= EXERCISE MATERIAL =

* Begin *

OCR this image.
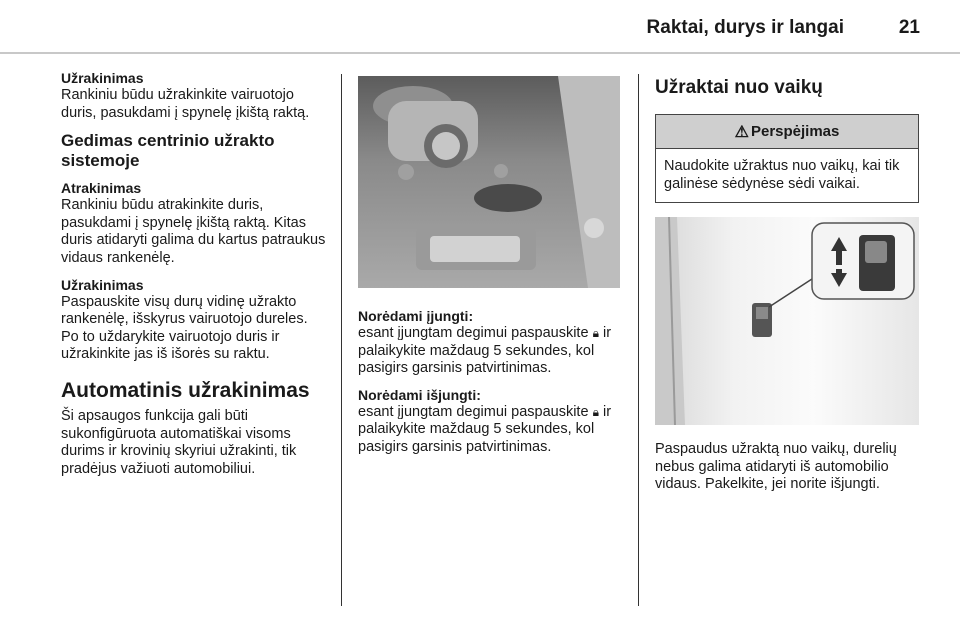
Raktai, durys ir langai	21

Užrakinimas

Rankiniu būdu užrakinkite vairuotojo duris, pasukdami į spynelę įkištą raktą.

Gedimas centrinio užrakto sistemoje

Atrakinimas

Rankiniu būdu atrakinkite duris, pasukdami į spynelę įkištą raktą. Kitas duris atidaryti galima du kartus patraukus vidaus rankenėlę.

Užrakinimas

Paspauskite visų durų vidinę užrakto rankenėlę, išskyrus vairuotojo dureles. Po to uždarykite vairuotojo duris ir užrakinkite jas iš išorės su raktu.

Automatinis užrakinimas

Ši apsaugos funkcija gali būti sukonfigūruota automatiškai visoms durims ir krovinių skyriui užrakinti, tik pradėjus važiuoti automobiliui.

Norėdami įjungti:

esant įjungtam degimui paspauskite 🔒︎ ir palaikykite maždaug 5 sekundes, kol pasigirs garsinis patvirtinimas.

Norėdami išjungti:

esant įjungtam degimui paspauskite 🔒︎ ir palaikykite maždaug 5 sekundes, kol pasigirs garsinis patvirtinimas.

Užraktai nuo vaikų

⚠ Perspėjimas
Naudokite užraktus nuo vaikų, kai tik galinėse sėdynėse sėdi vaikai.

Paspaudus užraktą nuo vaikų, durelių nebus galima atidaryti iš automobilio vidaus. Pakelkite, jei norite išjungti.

* End *

= EXERCISE TASK =
Quote the data above in full and without alteration; skip the pictures.

= FULL RESPONSE =
OCR this image.
Raktai, durys ir langai	21

Užrakinimas

Rankiniu būdu užrakinkite vairuotojo duris, pasukdami į spynelę įkištą raktą.

Gedimas centrinio užrakto sistemoje

Atrakinimas

Rankiniu būdu atrakinkite duris, pasukdami į spynelę įkištą raktą. Kitas duris atidaryti galima du kartus patraukus vidaus rankenėlę.

Užrakinimas

Paspauskite visų durų vidinę užrakto rankenėlę, išskyrus vairuotojo dureles. Po to uždarykite vairuotojo duris ir užrakinkite jas iš išorės su raktu.

Automatinis užrakinimas

Ši apsaugos funkcija gali būti sukonfigūruota automatiškai visoms durims ir krovinių skyriui užrakinti, tik pradėjus važiuoti automobiliui.

Norėdami įjungti:

esant įjungtam degimui paspauskite 🔒︎ ir palaikykite maždaug 5 sekundes, kol pasigirs garsinis patvirtinimas.

Norėdami išjungti:

esant įjungtam degimui paspauskite 🔒︎ ir palaikykite maždaug 5 sekundes, kol pasigirs garsinis patvirtinimas.

Užraktai nuo vaikų

⚠ Perspėjimas
Naudokite užraktus nuo vaikų, kai tik galinėse sėdynėse sėdi vaikai.

Paspaudus užraktą nuo vaikų, durelių nebus galima atidaryti iš automobilio vidaus. Pakelkite, jei norite išjungti.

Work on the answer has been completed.